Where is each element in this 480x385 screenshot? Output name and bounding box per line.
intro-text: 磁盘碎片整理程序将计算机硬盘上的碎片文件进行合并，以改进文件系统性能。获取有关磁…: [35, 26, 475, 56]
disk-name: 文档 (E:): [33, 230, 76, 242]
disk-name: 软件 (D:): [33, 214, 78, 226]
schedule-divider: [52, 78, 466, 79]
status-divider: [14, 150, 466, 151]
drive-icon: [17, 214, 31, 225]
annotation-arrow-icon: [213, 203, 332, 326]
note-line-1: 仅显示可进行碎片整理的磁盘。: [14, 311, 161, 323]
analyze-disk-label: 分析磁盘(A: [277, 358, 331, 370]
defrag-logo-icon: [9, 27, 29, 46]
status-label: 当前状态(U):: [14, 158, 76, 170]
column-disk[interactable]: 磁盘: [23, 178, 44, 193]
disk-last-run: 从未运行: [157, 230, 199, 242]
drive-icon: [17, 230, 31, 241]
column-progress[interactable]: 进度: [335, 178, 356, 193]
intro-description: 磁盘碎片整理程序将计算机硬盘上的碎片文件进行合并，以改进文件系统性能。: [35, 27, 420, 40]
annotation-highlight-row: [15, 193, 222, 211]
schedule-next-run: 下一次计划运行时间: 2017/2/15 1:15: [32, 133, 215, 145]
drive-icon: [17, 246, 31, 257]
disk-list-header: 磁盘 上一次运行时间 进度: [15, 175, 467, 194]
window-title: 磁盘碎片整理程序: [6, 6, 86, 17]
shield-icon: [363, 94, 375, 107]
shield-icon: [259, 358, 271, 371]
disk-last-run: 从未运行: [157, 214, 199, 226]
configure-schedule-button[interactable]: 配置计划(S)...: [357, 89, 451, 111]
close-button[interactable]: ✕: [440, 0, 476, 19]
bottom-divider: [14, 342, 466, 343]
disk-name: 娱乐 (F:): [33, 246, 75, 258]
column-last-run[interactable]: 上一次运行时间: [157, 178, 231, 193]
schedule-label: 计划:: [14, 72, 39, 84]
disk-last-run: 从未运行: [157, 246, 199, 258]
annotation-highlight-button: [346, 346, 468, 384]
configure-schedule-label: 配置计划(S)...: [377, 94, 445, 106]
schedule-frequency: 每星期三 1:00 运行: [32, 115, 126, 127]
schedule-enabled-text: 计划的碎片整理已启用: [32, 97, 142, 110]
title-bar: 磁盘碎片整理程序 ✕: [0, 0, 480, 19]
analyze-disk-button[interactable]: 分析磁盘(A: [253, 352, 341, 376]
———
● PROBLEM STATEMENT: Return the data verbatim, beginning with its first line and ending with the line that contains "status-divider: [14, 150, 466, 151]", with both of those lines included.

● COMPLETE RESPONSE:
Where is each element in this 480x385 screenshot? Output name and bounding box per line.
intro-text: 磁盘碎片整理程序将计算机硬盘上的碎片文件进行合并，以改进文件系统性能。获取有关磁…: [35, 26, 475, 56]
disk-name: 文档 (E:): [33, 230, 76, 242]
disk-name: 软件 (D:): [33, 214, 78, 226]
schedule-divider: [52, 78, 466, 79]
status-divider: [14, 150, 466, 151]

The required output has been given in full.